▶ Things to do
a) Print the email excerpt from "Probably, if I" through "it once did.", inclusive.
b) In the email excerpt, what kind of college was Hunter College at the time described?

** Text for analysis follows **

When I attended college, or when Bernie Sanders attended college, that wasn't
the case. One could attend a city college or a state college or university and
receive a fine education. That's no longer true. Some of the girls in my public
school class were bright enough to attend a high school for intellectually
gifted girls at Hunter College, which was a city college for girls at the time.
Probably, if I hadn't been visually impaired, I, too, would have qualified. We
were all working class kids. None of that exists anymore, at least not in the
way it once did.
Miriam
-----Original Message-----
From: blind-democracy-bounce@xxxxxxxxxxxxx
<blind-democracy-bounce@xxxxxxxxxxxxx> On Behalf Of Carl Jarvis
Sent: Sunday, November 22, 2020 2:33 PM
To: blind-democracy@xxxxxxxxxxxxx
Subject: [blind-democracy] Re: The New Elite: Dark Nights Rising
An interesting article, but I got bored and began skimming about a third of the
way through it.
I did agree with the following: "Louis Brandeis once noted, we can have a
democratic society or we can have concentrated wealth in the hands of a few.
We cannot have both."
And as far as I'm concerned, that sums up the point of the article.
Not to take away from all the threads the authors wove, but I simply believe
that the "New Elite" are nothing more than the children of the "old elite"

** End of Text for analysis **
** Available data follows **

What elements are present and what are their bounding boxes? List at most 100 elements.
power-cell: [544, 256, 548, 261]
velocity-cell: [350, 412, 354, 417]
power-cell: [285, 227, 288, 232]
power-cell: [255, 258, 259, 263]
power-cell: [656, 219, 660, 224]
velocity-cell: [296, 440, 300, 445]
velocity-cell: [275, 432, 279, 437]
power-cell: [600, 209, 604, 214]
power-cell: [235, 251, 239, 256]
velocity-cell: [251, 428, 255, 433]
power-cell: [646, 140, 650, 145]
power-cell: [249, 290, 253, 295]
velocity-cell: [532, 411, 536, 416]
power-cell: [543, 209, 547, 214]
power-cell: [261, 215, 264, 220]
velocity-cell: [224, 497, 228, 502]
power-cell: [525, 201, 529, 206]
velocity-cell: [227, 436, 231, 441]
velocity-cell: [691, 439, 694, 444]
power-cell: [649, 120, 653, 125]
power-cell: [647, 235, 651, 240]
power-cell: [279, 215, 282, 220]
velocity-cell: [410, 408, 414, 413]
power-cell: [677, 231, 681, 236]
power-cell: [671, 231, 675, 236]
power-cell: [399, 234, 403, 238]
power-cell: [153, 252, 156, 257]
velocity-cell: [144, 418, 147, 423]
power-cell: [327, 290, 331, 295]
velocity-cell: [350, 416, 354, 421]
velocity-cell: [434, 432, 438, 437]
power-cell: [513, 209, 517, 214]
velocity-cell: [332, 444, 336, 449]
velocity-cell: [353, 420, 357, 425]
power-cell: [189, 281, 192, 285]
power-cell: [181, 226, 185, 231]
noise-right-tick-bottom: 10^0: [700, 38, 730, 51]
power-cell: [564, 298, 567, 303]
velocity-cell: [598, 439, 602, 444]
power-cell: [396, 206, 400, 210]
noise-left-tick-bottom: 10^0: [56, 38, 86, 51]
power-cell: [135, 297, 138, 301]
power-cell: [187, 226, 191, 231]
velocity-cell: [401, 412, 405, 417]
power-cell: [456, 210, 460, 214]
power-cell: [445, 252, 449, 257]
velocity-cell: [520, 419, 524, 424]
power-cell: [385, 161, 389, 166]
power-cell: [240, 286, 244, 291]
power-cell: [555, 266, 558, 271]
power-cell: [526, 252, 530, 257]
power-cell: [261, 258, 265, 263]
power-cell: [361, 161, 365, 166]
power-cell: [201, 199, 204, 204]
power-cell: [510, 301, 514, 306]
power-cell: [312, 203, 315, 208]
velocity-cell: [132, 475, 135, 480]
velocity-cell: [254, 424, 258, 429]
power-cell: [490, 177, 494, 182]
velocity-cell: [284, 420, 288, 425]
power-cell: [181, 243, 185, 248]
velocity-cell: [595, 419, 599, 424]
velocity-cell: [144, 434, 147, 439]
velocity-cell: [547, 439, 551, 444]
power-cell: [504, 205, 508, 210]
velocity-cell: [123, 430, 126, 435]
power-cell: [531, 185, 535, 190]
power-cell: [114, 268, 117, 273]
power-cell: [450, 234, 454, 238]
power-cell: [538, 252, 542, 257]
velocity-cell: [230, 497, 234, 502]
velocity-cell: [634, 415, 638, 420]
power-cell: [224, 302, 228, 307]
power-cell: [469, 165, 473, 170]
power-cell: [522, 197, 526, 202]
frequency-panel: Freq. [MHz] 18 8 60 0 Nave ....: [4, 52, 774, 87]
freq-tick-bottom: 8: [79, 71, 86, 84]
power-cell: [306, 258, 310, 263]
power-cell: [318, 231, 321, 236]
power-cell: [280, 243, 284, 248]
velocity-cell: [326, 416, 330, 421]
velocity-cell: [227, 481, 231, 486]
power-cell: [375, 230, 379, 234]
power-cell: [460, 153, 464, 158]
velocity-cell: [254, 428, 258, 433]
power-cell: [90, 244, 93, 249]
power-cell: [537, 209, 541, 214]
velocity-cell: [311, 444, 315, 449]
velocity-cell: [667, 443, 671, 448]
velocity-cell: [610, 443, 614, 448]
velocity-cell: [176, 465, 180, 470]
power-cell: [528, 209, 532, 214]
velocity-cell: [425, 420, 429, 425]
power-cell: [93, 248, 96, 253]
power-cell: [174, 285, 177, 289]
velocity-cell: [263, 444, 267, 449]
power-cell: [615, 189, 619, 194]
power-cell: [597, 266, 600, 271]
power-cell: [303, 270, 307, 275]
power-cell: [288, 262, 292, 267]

** End of Available data **

▶ Solved tasks
a)
Probably, if I hadn't been visually impaired, I, too, would have qualified. We
were all working class kids. None of that exists anymore, at least not in the
way it once did.

b) It was a city college for girls.